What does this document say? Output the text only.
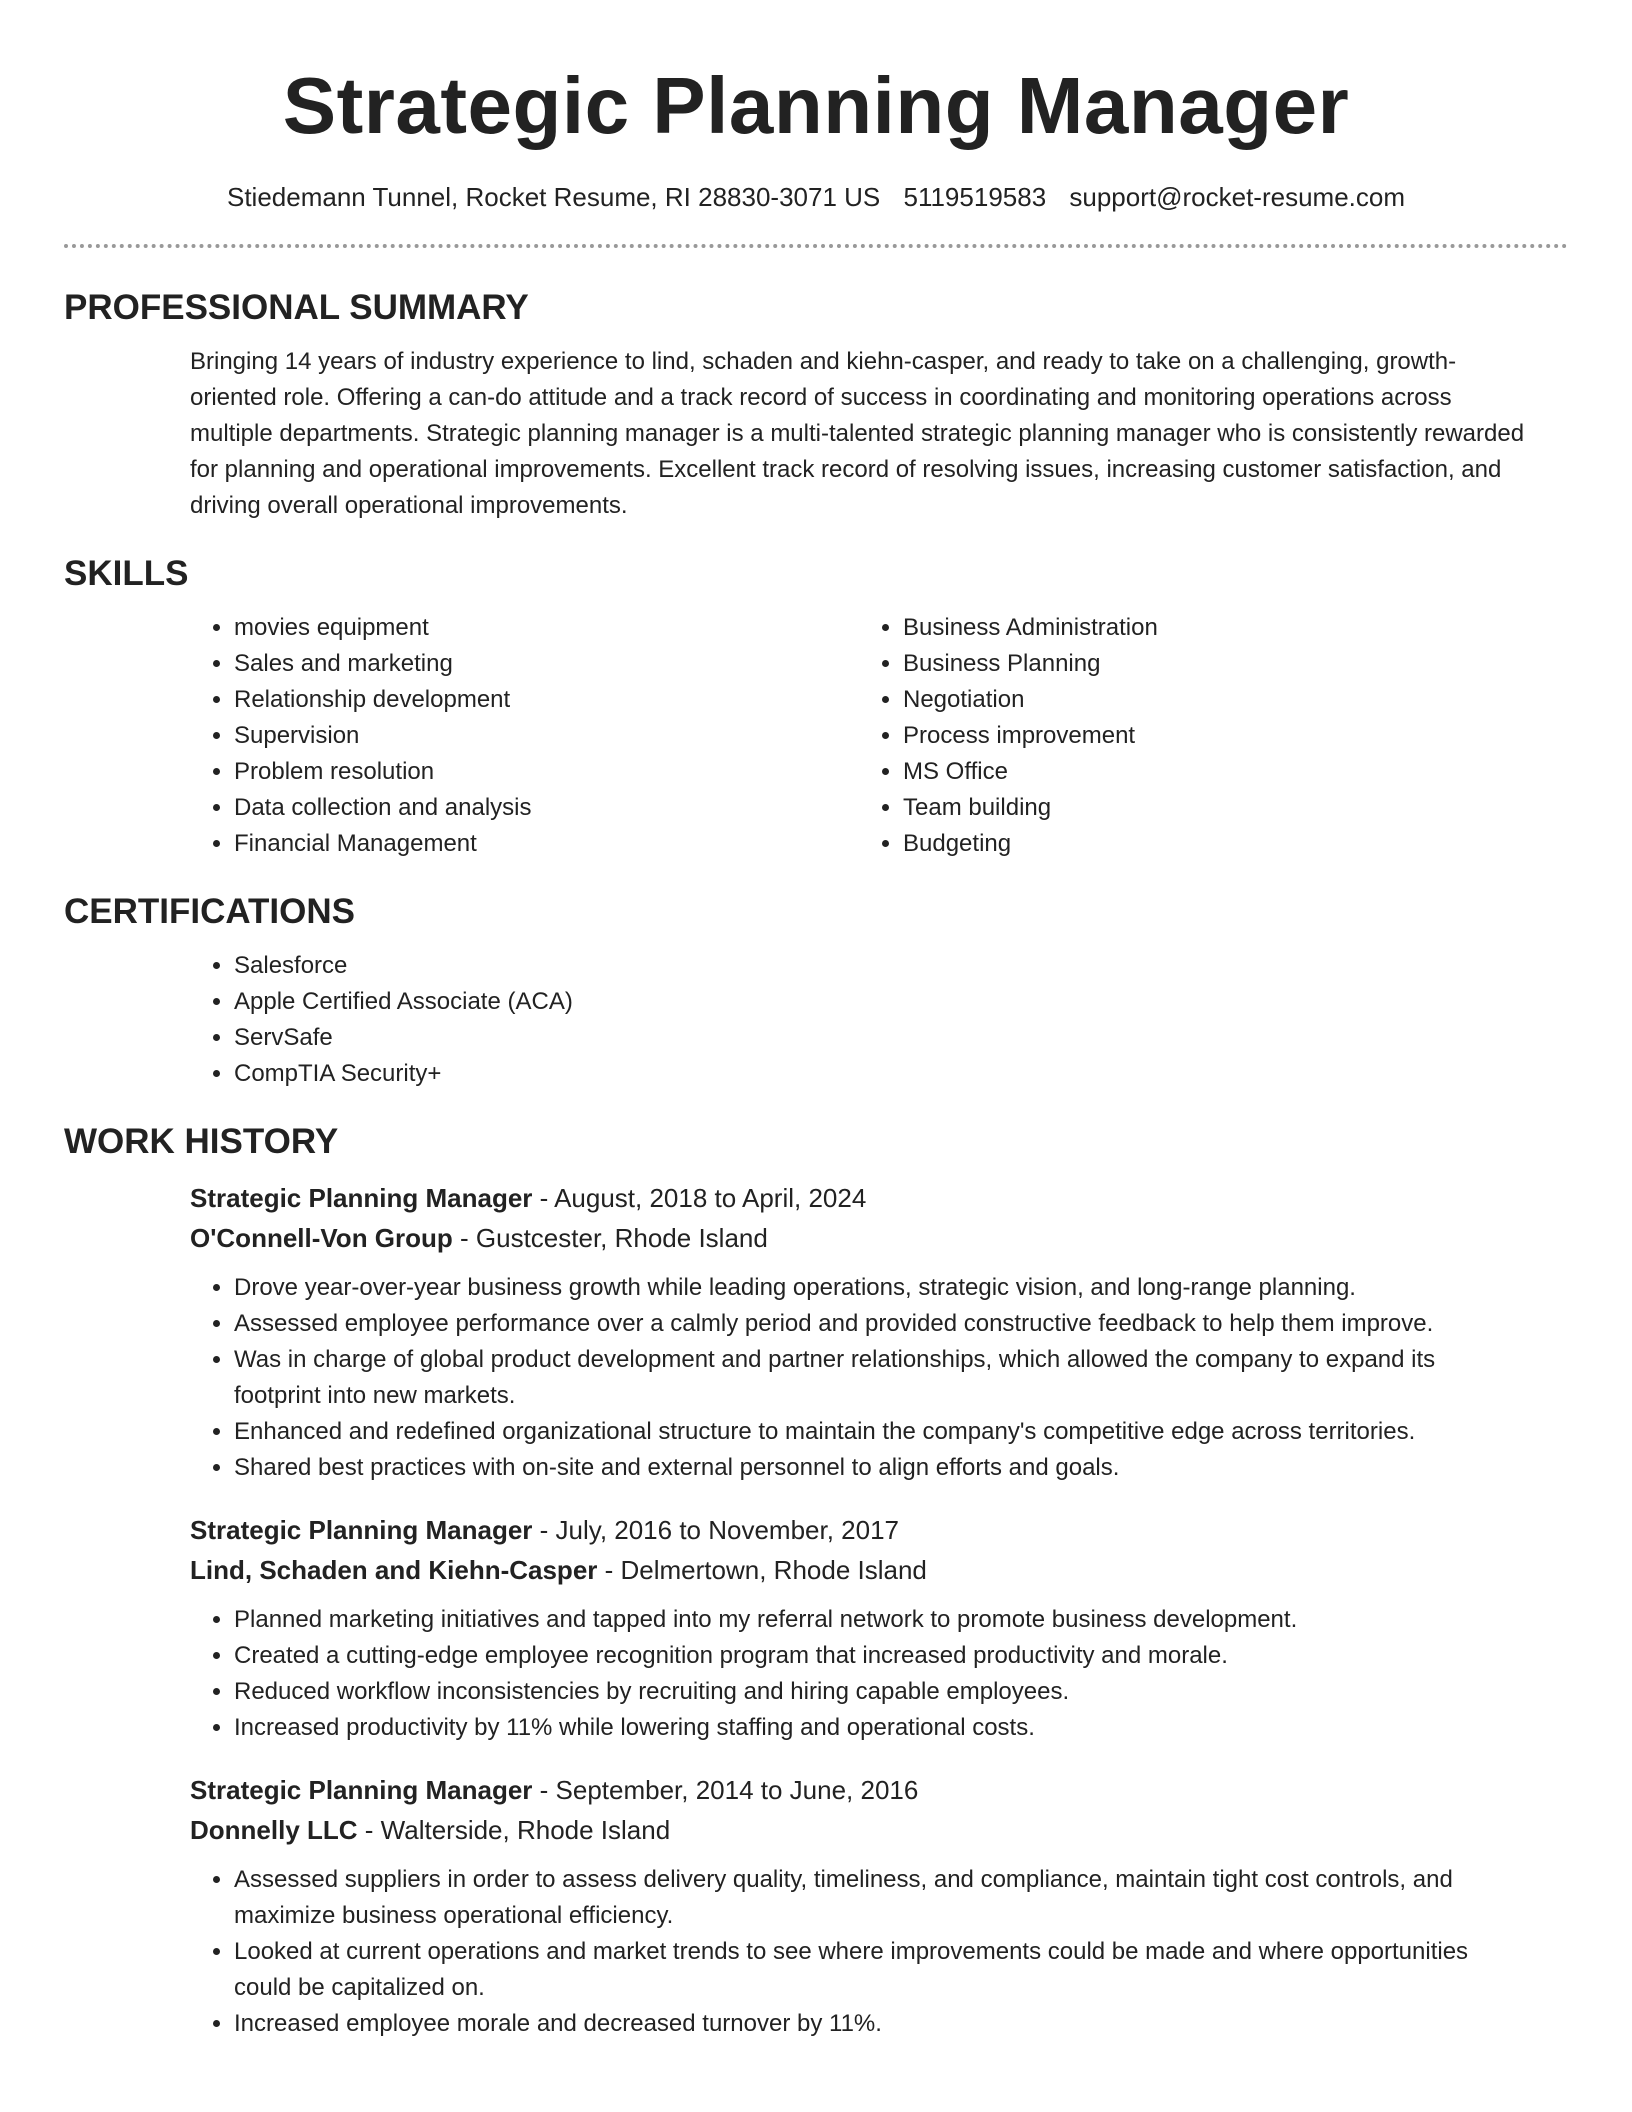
Strategic Planning Manager
Stiedemann Tunnel, Rocket Resume, RI 28830-3071 US 5119519583 support@rocket-resume.com
PROFESSIONAL SUMMARY

Bringing 14 years of industry experience to lind, schaden and kiehn-casper, and ready to take on a challenging, growth-oriented role. Offering a can-do attitude and a track record of success in coordinating and monitoring operations across multiple departments. Strategic planning manager is a multi-talented strategic planning manager who is consistently rewarded for planning and operational improvements. Excellent track record of resolving issues, increasing customer satisfaction, and driving overall operational improvements.

SKILLS
• movies equipment
• Sales and marketing
• Relationship development
• Supervision
• Problem resolution
• Data collection and analysis
• Financial Management
• Business Administration
• Business Planning
• Negotiation
• Process improvement
• MS Office
• Team building
• Budgeting
CERTIFICATIONS
• Salesforce
• Apple Certified Associate (ACA)
• ServSafe
• CompTIA Security+
WORK HISTORY
Strategic Planning Manager - August, 2018 to April, 2024
O'Connell-Von Group - Gustcester, Rhode Island
• Drove year-over-year business growth while leading operations, strategic vision, and long-range planning.
• Assessed employee performance over a calmly period and provided constructive feedback to help them improve.
• Was in charge of global product development and partner relationships, which allowed the company to expand its footprint into new markets.
• Enhanced and redefined organizational structure to maintain the company's competitive edge across territories.
• Shared best practices with on-site and external personnel to align efforts and goals.
Strategic Planning Manager - July, 2016 to November, 2017
Lind, Schaden and Kiehn-Casper - Delmertown, Rhode Island
• Planned marketing initiatives and tapped into my referral network to promote business development.
• Created a cutting-edge employee recognition program that increased productivity and morale.
• Reduced workflow inconsistencies by recruiting and hiring capable employees.
• Increased productivity by 11% while lowering staffing and operational costs.
Strategic Planning Manager - September, 2014 to June, 2016
Donnelly LLC - Walterside, Rhode Island
• Assessed suppliers in order to assess delivery quality, timeliness, and compliance, maintain tight cost controls, and maximize business operational efficiency.
• Looked at current operations and market trends to see where improvements could be made and where opportunities could be capitalized on.
• Increased employee morale and decreased turnover by 11%.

_PROBLEM TO WORK ON:_ Repeat the records above verbatim, with no pictures in the result.

_ANSWER TO THE TASK:_
What does this document say? Output the text only.
Strategic Planning Manager
Stiedemann Tunnel, Rocket Resume, RI 28830-3071 US 5119519583 support@rocket-resume.com
PROFESSIONAL SUMMARY

Bringing 14 years of industry experience to lind, schaden and kiehn-casper, and ready to take on a challenging, growth-oriented role. Offering a can-do attitude and a track record of success in coordinating and monitoring operations across multiple departments. Strategic planning manager is a multi-talented strategic planning manager who is consistently rewarded for planning and operational improvements. Excellent track record of resolving issues, increasing customer satisfaction, and driving overall operational improvements.

SKILLS
• movies equipment
• Sales and marketing
• Relationship development
• Supervision
• Problem resolution
• Data collection and analysis
• Financial Management
• Business Administration
• Business Planning
• Negotiation
• Process improvement
• MS Office
• Team building
• Budgeting
CERTIFICATIONS
• Salesforce
• Apple Certified Associate (ACA)
• ServSafe
• CompTIA Security+
WORK HISTORY
Strategic Planning Manager - August, 2018 to April, 2024
O'Connell-Von Group - Gustcester, Rhode Island
• Drove year-over-year business growth while leading operations, strategic vision, and long-range planning.
• Assessed employee performance over a calmly period and provided constructive feedback to help them improve.
• Was in charge of global product development and partner relationships, which allowed the company to expand its footprint into new markets.
• Enhanced and redefined organizational structure to maintain the company's competitive edge across territories.
• Shared best practices with on-site and external personnel to align efforts and goals.
Strategic Planning Manager - July, 2016 to November, 2017
Lind, Schaden and Kiehn-Casper - Delmertown, Rhode Island
• Planned marketing initiatives and tapped into my referral network to promote business development.
• Created a cutting-edge employee recognition program that increased productivity and morale.
• Reduced workflow inconsistencies by recruiting and hiring capable employees.
• Increased productivity by 11% while lowering staffing and operational costs.
Strategic Planning Manager - September, 2014 to June, 2016
Donnelly LLC - Walterside, Rhode Island
• Assessed suppliers in order to assess delivery quality, timeliness, and compliance, maintain tight cost controls, and maximize business operational efficiency.
• Looked at current operations and market trends to see where improvements could be made and where opportunities could be capitalized on.
• Increased employee morale and decreased turnover by 11%.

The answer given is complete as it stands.